**Your instructions**
Each entry below should be reproduced character for character.

**Figure content listings**

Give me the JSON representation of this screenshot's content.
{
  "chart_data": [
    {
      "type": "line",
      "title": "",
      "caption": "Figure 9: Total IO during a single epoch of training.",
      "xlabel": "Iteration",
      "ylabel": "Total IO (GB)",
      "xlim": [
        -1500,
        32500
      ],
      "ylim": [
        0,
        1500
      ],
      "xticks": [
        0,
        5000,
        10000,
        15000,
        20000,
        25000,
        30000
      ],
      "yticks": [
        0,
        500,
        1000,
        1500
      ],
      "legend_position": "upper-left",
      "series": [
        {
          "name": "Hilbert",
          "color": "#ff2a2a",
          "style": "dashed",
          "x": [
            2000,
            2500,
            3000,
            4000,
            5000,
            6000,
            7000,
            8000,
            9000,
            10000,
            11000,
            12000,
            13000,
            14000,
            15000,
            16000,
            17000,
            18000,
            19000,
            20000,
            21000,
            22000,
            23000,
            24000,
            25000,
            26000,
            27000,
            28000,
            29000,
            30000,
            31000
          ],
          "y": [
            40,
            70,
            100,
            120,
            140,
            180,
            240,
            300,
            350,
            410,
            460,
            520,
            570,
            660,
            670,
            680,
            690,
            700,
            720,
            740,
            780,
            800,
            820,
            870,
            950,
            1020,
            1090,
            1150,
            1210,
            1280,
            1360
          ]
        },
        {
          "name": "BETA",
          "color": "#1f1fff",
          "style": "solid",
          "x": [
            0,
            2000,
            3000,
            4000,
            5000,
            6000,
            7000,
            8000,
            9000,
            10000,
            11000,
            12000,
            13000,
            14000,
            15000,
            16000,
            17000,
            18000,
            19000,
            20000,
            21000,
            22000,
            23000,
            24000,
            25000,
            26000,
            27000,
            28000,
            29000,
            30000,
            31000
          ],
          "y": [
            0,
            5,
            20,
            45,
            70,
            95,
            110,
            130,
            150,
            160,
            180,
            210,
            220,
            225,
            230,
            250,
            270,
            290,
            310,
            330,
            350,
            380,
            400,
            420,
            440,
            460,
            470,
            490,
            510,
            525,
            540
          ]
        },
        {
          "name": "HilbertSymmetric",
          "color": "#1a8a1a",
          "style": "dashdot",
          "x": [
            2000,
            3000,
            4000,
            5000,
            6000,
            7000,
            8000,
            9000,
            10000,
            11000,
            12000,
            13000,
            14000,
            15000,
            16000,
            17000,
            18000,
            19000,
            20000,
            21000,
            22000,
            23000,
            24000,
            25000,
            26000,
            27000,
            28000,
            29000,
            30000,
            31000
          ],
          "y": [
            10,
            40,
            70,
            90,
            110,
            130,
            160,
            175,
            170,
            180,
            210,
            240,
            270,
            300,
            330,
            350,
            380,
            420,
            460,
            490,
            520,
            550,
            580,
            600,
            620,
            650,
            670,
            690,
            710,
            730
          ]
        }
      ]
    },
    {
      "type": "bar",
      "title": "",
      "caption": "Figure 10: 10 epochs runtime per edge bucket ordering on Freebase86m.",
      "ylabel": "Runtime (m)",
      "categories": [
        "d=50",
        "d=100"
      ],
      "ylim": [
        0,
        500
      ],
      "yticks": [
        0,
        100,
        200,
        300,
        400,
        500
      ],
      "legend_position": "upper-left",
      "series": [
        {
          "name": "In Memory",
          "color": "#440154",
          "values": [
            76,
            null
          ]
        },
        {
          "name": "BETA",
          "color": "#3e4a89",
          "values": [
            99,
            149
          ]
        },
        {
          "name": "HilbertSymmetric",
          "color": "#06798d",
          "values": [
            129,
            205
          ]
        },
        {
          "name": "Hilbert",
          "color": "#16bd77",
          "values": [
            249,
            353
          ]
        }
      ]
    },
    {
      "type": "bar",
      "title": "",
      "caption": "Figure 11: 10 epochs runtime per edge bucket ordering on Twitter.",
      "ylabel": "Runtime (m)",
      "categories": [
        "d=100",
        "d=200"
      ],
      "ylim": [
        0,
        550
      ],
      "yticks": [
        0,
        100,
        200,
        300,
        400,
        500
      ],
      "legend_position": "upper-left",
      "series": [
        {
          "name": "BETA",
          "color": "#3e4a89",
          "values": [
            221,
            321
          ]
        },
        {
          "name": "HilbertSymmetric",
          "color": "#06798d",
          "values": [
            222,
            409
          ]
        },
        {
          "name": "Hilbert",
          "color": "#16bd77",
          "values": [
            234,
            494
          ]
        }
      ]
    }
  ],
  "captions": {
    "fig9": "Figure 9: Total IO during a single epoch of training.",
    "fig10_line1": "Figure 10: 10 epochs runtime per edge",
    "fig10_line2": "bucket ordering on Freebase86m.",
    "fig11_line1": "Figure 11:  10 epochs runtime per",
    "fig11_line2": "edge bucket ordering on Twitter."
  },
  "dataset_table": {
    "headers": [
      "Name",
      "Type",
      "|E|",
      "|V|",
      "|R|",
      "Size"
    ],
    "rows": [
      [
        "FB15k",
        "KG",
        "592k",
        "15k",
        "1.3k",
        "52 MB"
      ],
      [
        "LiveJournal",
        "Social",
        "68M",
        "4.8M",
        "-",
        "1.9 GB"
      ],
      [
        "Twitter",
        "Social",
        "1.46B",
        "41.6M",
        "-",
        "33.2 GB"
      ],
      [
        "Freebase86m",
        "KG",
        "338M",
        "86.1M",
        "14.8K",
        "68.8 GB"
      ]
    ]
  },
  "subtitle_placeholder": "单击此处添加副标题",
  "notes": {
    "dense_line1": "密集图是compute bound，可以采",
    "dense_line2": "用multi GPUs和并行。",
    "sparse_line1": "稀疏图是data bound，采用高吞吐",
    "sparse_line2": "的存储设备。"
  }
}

**Answer for the task**
Give me the JSON representation of this screenshot's content.
{
  "chart_data": [
    {
      "type": "line",
      "title": "",
      "caption": "Figure 9: Total IO during a single epoch of training.",
      "xlabel": "Iteration",
      "ylabel": "Total IO (GB)",
      "xlim": [
        -1500,
        32500
      ],
      "ylim": [
        0,
        1500
      ],
      "xticks": [
        0,
        5000,
        10000,
        15000,
        20000,
        25000,
        30000
      ],
      "yticks": [
        0,
        500,
        1000,
        1500
      ],
      "legend_position": "upper-left",
      "series": [
        {
          "name": "Hilbert",
          "color": "#ff2a2a",
          "style": "dashed",
          "x": [
            2000,
            2500,
            3000,
            4000,
            5000,
            6000,
            7000,
            8000,
            9000,
            10000,
            11000,
            12000,
            13000,
            14000,
            15000,
            16000,
            17000,
            18000,
            19000,
            20000,
            21000,
            22000,
            23000,
            24000,
            25000,
            26000,
            27000,
            28000,
            29000,
            30000,
            31000
          ],
          "y": [
            40,
            70,
            100,
            120,
            140,
            180,
            240,
            300,
            350,
            410,
            460,
            520,
            570,
            660,
            670,
            680,
            690,
            700,
            720,
            740,
            780,
            800,
            820,
            870,
            950,
            1020,
            1090,
            1150,
            1210,
            1280,
            1360
          ]
        },
        {
          "name": "BETA",
          "color": "#1f1fff",
          "style": "solid",
          "x": [
            0,
            2000,
            3000,
            4000,
            5000,
            6000,
            7000,
            8000,
            9000,
            10000,
            11000,
            12000,
            13000,
            14000,
            15000,
            16000,
            17000,
            18000,
            19000,
            20000,
            21000,
            22000,
            23000,
            24000,
            25000,
            26000,
            27000,
            28000,
            29000,
            30000,
            31000
          ],
          "y": [
            0,
            5,
            20,
            45,
            70,
            95,
            110,
            130,
            150,
            160,
            180,
            210,
            220,
            225,
            230,
            250,
            270,
            290,
            310,
            330,
            350,
            380,
            400,
            420,
            440,
            460,
            470,
            490,
            510,
            525,
            540
          ]
        },
        {
          "name": "HilbertSymmetric",
          "color": "#1a8a1a",
          "style": "dashdot",
          "x": [
            2000,
            3000,
            4000,
            5000,
            6000,
            7000,
            8000,
            9000,
            10000,
            11000,
            12000,
            13000,
            14000,
            15000,
            16000,
            17000,
            18000,
            19000,
            20000,
            21000,
            22000,
            23000,
            24000,
            25000,
            26000,
            27000,
            28000,
            29000,
            30000,
            31000
          ],
          "y": [
            10,
            40,
            70,
            90,
            110,
            130,
            160,
            175,
            170,
            180,
            210,
            240,
            270,
            300,
            330,
            350,
            380,
            420,
            460,
            490,
            520,
            550,
            580,
            600,
            620,
            650,
            670,
            690,
            710,
            730
          ]
        }
      ]
    },
    {
      "type": "bar",
      "title": "",
      "caption": "Figure 10: 10 epochs runtime per edge bucket ordering on Freebase86m.",
      "ylabel": "Runtime (m)",
      "categories": [
        "d=50",
        "d=100"
      ],
      "ylim": [
        0,
        500
      ],
      "yticks": [
        0,
        100,
        200,
        300,
        400,
        500
      ],
      "legend_position": "upper-left",
      "series": [
        {
          "name": "In Memory",
          "color": "#440154",
          "values": [
            76,
            null
          ]
        },
        {
          "name": "BETA",
          "color": "#3e4a89",
          "values": [
            99,
            149
          ]
        },
        {
          "name": "HilbertSymmetric",
          "color": "#06798d",
          "values": [
            129,
            205
          ]
        },
        {
          "name": "Hilbert",
          "color": "#16bd77",
          "values": [
            249,
            353
          ]
        }
      ]
    },
    {
      "type": "bar",
      "title": "",
      "caption": "Figure 11: 10 epochs runtime per edge bucket ordering on Twitter.",
      "ylabel": "Runtime (m)",
      "categories": [
        "d=100",
        "d=200"
      ],
      "ylim": [
        0,
        550
      ],
      "yticks": [
        0,
        100,
        200,
        300,
        400,
        500
      ],
      "legend_position": "upper-left",
      "series": [
        {
          "name": "BETA",
          "color": "#3e4a89",
          "values": [
            221,
            321
          ]
        },
        {
          "name": "HilbertSymmetric",
          "color": "#06798d",
          "values": [
            222,
            409
          ]
        },
        {
          "name": "Hilbert",
          "color": "#16bd77",
          "values": [
            234,
            494
          ]
        }
      ]
    }
  ],
  "captions": {
    "fig9": "Figure 9: Total IO during a single epoch of training.",
    "fig10_line1": "Figure 10: 10 epochs runtime per edge",
    "fig10_line2": "bucket ordering on Freebase86m.",
    "fig11_line1": "Figure 11:  10 epochs runtime per",
    "fig11_line2": "edge bucket ordering on Twitter."
  },
  "dataset_table": {
    "headers": [
      "Name",
      "Type",
      "|E|",
      "|V|",
      "|R|",
      "Size"
    ],
    "rows": [
      [
        "FB15k",
        "KG",
        "592k",
        "15k",
        "1.3k",
        "52 MB"
      ],
      [
        "LiveJournal",
        "Social",
        "68M",
        "4.8M",
        "-",
        "1.9 GB"
      ],
      [
        "Twitter",
        "Social",
        "1.46B",
        "41.6M",
        "-",
        "33.2 GB"
      ],
      [
        "Freebase86m",
        "KG",
        "338M",
        "86.1M",
        "14.8K",
        "68.8 GB"
      ]
    ]
  },
  "subtitle_placeholder": "单击此处添加副标题",
  "notes": {
    "dense_line1": "密集图是compute bound，可以采",
    "dense_line2": "用multi GPUs和并行。",
    "sparse_line1": "稀疏图是data bound，采用高吞吐",
    "sparse_line2": "的存储设备。"
  }
}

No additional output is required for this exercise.